• _DATA FOR THE TASK_:
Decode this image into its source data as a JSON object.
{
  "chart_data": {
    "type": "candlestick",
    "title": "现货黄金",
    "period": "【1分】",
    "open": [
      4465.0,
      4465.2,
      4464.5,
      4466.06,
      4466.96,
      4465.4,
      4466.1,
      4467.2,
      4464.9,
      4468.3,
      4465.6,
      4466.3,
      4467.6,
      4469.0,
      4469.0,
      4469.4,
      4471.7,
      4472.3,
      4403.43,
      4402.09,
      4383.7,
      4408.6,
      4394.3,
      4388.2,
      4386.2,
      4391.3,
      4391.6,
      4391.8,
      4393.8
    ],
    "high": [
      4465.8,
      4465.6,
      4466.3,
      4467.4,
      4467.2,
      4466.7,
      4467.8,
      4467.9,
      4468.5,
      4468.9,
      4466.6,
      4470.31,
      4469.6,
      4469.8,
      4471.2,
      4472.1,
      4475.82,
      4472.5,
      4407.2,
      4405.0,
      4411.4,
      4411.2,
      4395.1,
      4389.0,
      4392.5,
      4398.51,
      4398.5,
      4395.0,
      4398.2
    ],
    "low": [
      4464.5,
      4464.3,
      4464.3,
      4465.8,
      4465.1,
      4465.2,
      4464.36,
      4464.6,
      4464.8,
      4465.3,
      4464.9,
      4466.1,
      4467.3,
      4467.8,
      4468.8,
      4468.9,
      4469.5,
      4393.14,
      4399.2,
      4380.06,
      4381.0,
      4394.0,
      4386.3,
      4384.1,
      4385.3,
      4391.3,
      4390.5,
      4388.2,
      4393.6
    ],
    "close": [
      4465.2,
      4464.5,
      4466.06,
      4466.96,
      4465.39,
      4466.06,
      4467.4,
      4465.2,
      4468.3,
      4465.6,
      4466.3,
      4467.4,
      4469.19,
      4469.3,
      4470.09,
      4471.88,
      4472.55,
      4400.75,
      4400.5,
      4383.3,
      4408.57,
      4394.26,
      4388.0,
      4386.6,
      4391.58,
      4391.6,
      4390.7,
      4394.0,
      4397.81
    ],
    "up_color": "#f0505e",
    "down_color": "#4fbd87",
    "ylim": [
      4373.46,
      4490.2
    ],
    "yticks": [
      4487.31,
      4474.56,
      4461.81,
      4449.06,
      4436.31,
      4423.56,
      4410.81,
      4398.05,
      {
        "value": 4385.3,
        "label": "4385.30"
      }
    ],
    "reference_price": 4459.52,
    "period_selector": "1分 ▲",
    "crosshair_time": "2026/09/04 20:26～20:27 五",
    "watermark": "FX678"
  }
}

• _PROBLEM_: Restate the data above exactly, keeping each word as it stands.

• _EXERCISE OUTPUT_:
Decode this image into its source data as a JSON object.
{
  "chart_data": {
    "type": "candlestick",
    "title": "现货黄金",
    "period": "【1分】",
    "open": [
      4465.0,
      4465.2,
      4464.5,
      4466.06,
      4466.96,
      4465.4,
      4466.1,
      4467.2,
      4464.9,
      4468.3,
      4465.6,
      4466.3,
      4467.6,
      4469.0,
      4469.0,
      4469.4,
      4471.7,
      4472.3,
      4403.43,
      4402.09,
      4383.7,
      4408.6,
      4394.3,
      4388.2,
      4386.2,
      4391.3,
      4391.6,
      4391.8,
      4393.8
    ],
    "high": [
      4465.8,
      4465.6,
      4466.3,
      4467.4,
      4467.2,
      4466.7,
      4467.8,
      4467.9,
      4468.5,
      4468.9,
      4466.6,
      4470.31,
      4469.6,
      4469.8,
      4471.2,
      4472.1,
      4475.82,
      4472.5,
      4407.2,
      4405.0,
      4411.4,
      4411.2,
      4395.1,
      4389.0,
      4392.5,
      4398.51,
      4398.5,
      4395.0,
      4398.2
    ],
    "low": [
      4464.5,
      4464.3,
      4464.3,
      4465.8,
      4465.1,
      4465.2,
      4464.36,
      4464.6,
      4464.8,
      4465.3,
      4464.9,
      4466.1,
      4467.3,
      4467.8,
      4468.8,
      4468.9,
      4469.5,
      4393.14,
      4399.2,
      4380.06,
      4381.0,
      4394.0,
      4386.3,
      4384.1,
      4385.3,
      4391.3,
      4390.5,
      4388.2,
      4393.6
    ],
    "close": [
      4465.2,
      4464.5,
      4466.06,
      4466.96,
      4465.39,
      4466.06,
      4467.4,
      4465.2,
      4468.3,
      4465.6,
      4466.3,
      4467.4,
      4469.19,
      4469.3,
      4470.09,
      4471.88,
      4472.55,
      4400.75,
      4400.5,
      4383.3,
      4408.57,
      4394.26,
      4388.0,
      4386.6,
      4391.58,
      4391.6,
      4390.7,
      4394.0,
      4397.81
    ],
    "up_color": "#f0505e",
    "down_color": "#4fbd87",
    "ylim": [
      4373.46,
      4490.2
    ],
    "yticks": [
      4487.31,
      4474.56,
      4461.81,
      4449.06,
      4436.31,
      4423.56,
      4410.81,
      4398.05,
      {
        "value": 4385.3,
        "label": "4385.30"
      }
    ],
    "reference_price": 4459.52,
    "period_selector": "1分 ▲",
    "crosshair_time": "2026/09/04 20:26～20:27 五",
    "watermark": "FX678"
  }
}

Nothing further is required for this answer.